• WHAT IS EXPECTED:
Write out the material exactly, with the pictures left out.
══════
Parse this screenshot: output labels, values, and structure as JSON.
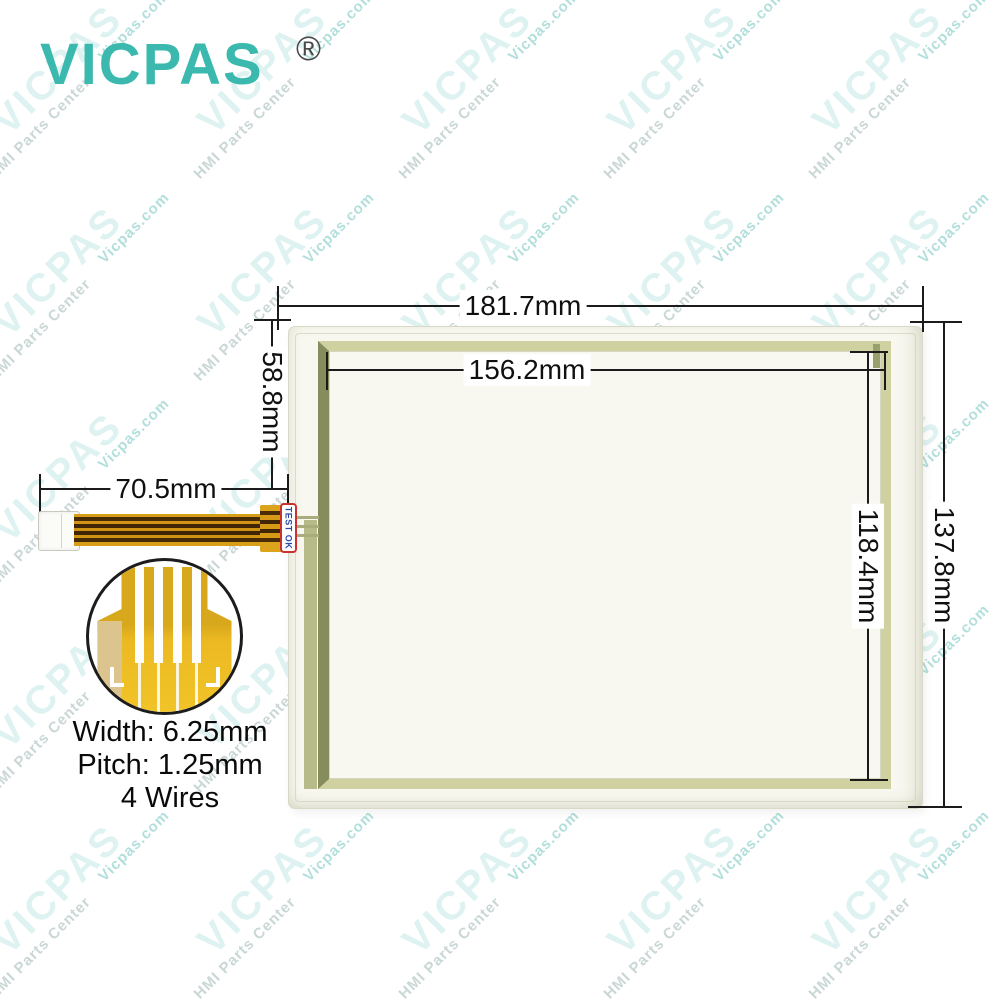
{
  "logo": {
    "brand": "VICPAS",
    "registered": "®"
  },
  "watermark": {
    "brand": "VICPAS",
    "site": "Vicpas.com",
    "org": "HMI Parts Center"
  },
  "dimensions": {
    "outer_width": "181.7mm",
    "active_width": "156.2mm",
    "tail_offset_height": "58.8mm",
    "cable_length": "70.5mm",
    "active_height": "118.4mm",
    "outer_height": "137.8mm"
  },
  "cable": {
    "test_label": "TEST OK"
  },
  "connector_specs": {
    "width": "Width: 6.25mm",
    "pitch": "Pitch: 1.25mm",
    "wires": "4 Wires"
  },
  "colors": {
    "brand_teal": "#3cb9ae",
    "panel_glass": "#f8f8f0",
    "active_border_olive": "#cfd2a0",
    "active_border_dark": "#878c5c",
    "cable_gold": "#d79e18",
    "sticker_text_blue": "#2a49a8",
    "sticker_border_red": "#cc3030"
  }
}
══════
• THE SOLUTION:
Parse this screenshot: output labels, values, and structure as JSON.
{
  "logo": {
    "brand": "VICPAS",
    "registered": "®"
  },
  "watermark": {
    "brand": "VICPAS",
    "site": "Vicpas.com",
    "org": "HMI Parts Center"
  },
  "dimensions": {
    "outer_width": "181.7mm",
    "active_width": "156.2mm",
    "tail_offset_height": "58.8mm",
    "cable_length": "70.5mm",
    "active_height": "118.4mm",
    "outer_height": "137.8mm"
  },
  "cable": {
    "test_label": "TEST OK"
  },
  "connector_specs": {
    "width": "Width: 6.25mm",
    "pitch": "Pitch: 1.25mm",
    "wires": "4 Wires"
  },
  "colors": {
    "brand_teal": "#3cb9ae",
    "panel_glass": "#f8f8f0",
    "active_border_olive": "#cfd2a0",
    "active_border_dark": "#878c5c",
    "cable_gold": "#d79e18",
    "sticker_text_blue": "#2a49a8",
    "sticker_border_red": "#cc3030"
  }
}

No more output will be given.